» Brief:
Among the following entries, count the lines that contain "Wrote" and report only the result.

» Supplied data:
>>>>
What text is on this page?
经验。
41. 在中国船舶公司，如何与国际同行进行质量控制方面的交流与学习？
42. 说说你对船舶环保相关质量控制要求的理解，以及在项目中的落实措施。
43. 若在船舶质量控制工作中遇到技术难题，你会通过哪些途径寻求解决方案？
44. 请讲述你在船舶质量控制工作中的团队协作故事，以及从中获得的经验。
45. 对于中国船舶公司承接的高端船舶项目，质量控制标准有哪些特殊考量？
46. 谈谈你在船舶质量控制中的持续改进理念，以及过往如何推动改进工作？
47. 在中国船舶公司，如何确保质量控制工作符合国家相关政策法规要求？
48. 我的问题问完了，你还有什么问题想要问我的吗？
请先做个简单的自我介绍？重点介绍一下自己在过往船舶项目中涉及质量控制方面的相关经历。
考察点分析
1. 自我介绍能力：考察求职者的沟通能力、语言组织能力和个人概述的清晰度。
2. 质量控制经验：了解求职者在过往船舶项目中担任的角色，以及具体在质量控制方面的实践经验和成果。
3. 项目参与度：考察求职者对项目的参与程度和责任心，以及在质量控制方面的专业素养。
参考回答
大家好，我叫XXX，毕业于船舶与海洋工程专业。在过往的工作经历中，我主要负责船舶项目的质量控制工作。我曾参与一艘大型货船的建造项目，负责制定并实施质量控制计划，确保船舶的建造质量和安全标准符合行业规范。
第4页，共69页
<<<<
>>>>
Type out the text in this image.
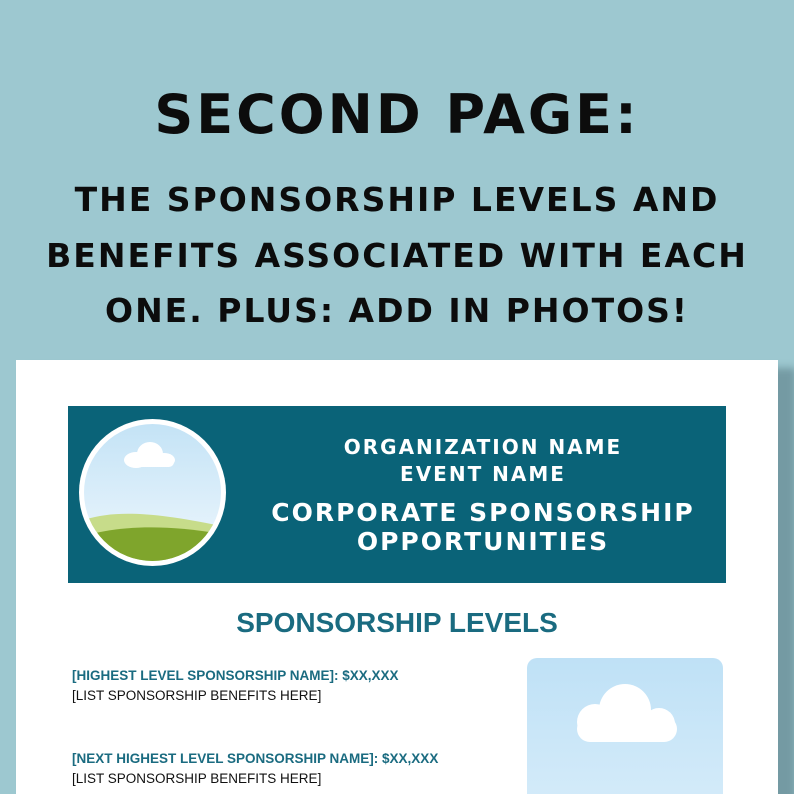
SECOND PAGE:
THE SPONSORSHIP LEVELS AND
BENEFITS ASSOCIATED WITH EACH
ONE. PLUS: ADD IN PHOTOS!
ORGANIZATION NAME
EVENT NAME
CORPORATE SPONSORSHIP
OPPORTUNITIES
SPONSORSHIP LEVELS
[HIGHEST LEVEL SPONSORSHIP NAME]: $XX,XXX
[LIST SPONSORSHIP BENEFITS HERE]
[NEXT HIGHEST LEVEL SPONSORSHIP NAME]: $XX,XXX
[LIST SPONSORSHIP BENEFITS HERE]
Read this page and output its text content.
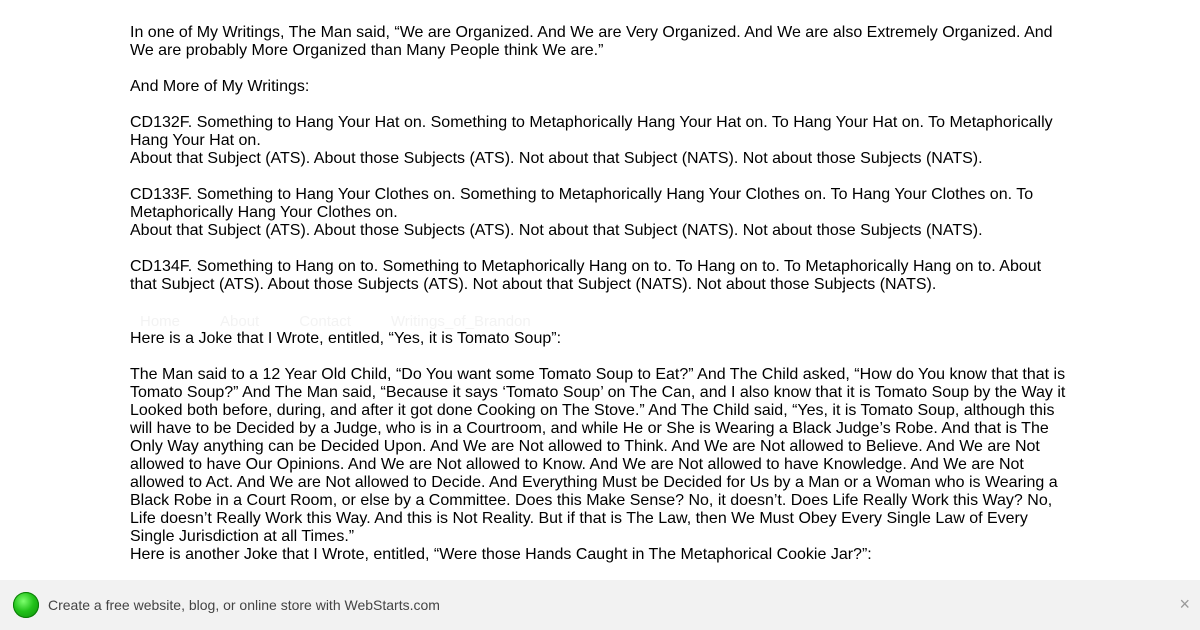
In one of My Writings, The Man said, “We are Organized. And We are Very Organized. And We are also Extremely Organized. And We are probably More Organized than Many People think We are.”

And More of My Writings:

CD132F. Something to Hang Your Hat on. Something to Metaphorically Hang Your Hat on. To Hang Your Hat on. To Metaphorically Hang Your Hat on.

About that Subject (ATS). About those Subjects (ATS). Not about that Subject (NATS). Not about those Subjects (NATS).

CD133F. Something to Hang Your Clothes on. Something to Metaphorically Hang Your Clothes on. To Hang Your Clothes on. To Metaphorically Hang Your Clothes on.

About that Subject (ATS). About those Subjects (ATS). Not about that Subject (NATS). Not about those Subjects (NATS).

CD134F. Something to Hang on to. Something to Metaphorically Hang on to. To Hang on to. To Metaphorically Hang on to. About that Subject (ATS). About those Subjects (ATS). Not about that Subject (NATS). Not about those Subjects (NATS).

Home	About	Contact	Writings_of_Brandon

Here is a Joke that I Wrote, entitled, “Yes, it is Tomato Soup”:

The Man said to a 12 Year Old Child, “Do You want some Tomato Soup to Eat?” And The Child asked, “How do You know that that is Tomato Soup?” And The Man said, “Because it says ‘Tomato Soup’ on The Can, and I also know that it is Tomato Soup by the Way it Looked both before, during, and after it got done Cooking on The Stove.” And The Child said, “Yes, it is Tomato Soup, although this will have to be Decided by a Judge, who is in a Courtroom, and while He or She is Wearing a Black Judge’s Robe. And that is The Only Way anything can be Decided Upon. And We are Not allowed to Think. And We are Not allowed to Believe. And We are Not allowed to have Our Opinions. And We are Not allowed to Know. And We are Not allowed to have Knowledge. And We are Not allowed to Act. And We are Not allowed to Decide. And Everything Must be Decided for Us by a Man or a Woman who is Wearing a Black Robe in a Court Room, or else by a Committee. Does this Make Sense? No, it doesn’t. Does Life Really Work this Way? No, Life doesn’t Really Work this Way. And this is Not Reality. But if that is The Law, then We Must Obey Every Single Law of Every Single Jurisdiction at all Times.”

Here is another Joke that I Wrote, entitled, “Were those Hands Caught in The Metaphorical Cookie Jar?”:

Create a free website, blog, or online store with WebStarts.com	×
<<<<
» Result of this exercise:
2